_What you have to do_. Give back exactly the lines running from the line with "Read this page and output its text content." to the end of the entries, and only those lines.

_Entries supplied_.
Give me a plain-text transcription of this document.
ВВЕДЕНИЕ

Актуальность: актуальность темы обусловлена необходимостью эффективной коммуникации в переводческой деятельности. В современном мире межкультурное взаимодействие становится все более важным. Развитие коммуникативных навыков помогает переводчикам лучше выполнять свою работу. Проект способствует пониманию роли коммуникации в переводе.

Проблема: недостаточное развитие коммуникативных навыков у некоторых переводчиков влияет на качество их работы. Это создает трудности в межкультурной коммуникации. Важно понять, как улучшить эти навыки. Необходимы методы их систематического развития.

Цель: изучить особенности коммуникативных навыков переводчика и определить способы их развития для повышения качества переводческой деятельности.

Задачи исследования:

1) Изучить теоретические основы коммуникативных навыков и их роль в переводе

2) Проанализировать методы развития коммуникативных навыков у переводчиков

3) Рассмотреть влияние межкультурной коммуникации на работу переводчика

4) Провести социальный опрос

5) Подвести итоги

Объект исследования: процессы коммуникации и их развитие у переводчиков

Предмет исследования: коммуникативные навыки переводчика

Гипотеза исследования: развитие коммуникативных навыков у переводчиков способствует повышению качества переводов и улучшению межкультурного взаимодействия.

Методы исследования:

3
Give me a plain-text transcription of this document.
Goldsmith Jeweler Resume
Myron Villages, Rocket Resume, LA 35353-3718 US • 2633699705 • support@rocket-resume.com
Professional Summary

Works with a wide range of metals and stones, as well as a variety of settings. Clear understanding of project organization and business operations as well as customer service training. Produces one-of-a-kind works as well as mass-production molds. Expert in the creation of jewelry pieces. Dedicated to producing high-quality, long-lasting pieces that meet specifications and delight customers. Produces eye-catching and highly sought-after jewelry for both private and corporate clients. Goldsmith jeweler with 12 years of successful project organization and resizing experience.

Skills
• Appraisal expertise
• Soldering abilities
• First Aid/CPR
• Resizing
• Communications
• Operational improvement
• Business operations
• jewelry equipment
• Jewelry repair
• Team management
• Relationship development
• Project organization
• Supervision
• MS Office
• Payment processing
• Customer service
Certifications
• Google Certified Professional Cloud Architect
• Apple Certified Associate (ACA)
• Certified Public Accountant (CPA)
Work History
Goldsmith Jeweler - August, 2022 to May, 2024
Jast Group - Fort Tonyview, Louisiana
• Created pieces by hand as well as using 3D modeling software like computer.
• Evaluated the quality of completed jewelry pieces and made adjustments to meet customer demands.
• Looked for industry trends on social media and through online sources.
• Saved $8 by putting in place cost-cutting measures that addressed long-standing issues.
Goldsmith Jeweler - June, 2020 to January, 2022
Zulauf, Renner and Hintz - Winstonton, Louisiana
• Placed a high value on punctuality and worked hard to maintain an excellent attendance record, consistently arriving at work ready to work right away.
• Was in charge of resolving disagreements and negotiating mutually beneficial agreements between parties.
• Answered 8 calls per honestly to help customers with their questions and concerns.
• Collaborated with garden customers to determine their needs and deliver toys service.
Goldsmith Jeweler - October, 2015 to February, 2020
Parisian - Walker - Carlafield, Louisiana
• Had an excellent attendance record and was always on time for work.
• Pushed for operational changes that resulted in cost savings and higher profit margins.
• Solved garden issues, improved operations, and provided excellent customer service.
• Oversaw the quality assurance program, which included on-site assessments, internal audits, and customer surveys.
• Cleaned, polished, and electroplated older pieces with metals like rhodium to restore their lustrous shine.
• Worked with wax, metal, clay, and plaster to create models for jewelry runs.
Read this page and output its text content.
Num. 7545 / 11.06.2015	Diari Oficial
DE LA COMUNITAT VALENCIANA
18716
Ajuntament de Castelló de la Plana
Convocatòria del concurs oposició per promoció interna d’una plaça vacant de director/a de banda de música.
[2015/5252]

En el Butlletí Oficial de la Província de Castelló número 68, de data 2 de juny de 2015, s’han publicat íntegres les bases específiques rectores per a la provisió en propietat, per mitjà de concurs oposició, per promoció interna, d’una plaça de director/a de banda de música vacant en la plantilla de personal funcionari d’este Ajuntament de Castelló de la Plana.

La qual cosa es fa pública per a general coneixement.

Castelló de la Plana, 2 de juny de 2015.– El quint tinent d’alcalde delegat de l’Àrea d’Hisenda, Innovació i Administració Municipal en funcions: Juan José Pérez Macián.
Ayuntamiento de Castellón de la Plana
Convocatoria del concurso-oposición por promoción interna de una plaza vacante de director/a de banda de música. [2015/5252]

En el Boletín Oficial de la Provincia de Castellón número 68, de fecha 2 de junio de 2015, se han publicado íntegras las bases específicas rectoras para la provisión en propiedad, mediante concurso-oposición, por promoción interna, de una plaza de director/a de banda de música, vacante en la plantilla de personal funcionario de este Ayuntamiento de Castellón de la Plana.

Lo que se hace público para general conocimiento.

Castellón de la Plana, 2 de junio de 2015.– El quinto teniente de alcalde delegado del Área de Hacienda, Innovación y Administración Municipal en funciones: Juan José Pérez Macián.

_Task response_.
Read this page and output its text content.
Num. 7545 / 11.06.2015	Diari Oficial
DE LA COMUNITAT VALENCIANA
18716
Ajuntament de Castelló de la Plana
Convocatòria del concurs oposició per promoció interna d’una plaça vacant de director/a de banda de música.
[2015/5252]

En el Butlletí Oficial de la Província de Castelló número 68, de data 2 de juny de 2015, s’han publicat íntegres les bases específiques rectores per a la provisió en propietat, per mitjà de concurs oposició, per promoció interna, d’una plaça de director/a de banda de música vacant en la plantilla de personal funcionari d’este Ajuntament de Castelló de la Plana.

La qual cosa es fa pública per a general coneixement.

Castelló de la Plana, 2 de juny de 2015.– El quint tinent d’alcalde delegat de l’Àrea d’Hisenda, Innovació i Administració Municipal en funcions: Juan José Pérez Macián.
Ayuntamiento de Castellón de la Plana
Convocatoria del concurso-oposición por promoción interna de una plaza vacante de director/a de banda de música. [2015/5252]

En el Boletín Oficial de la Provincia de Castellón número 68, de fecha 2 de junio de 2015, se han publicado íntegras las bases específicas rectoras para la provisión en propiedad, mediante concurso-oposición, por promoción interna, de una plaza de director/a de banda de música, vacante en la plantilla de personal funcionario de este Ayuntamiento de Castellón de la Plana.

Lo que se hace público para general conocimiento.

Castellón de la Plana, 2 de junio de 2015.– El quinto teniente de alcalde delegado del Área de Hacienda, Innovación y Administración Municipal en funciones: Juan José Pérez Macián.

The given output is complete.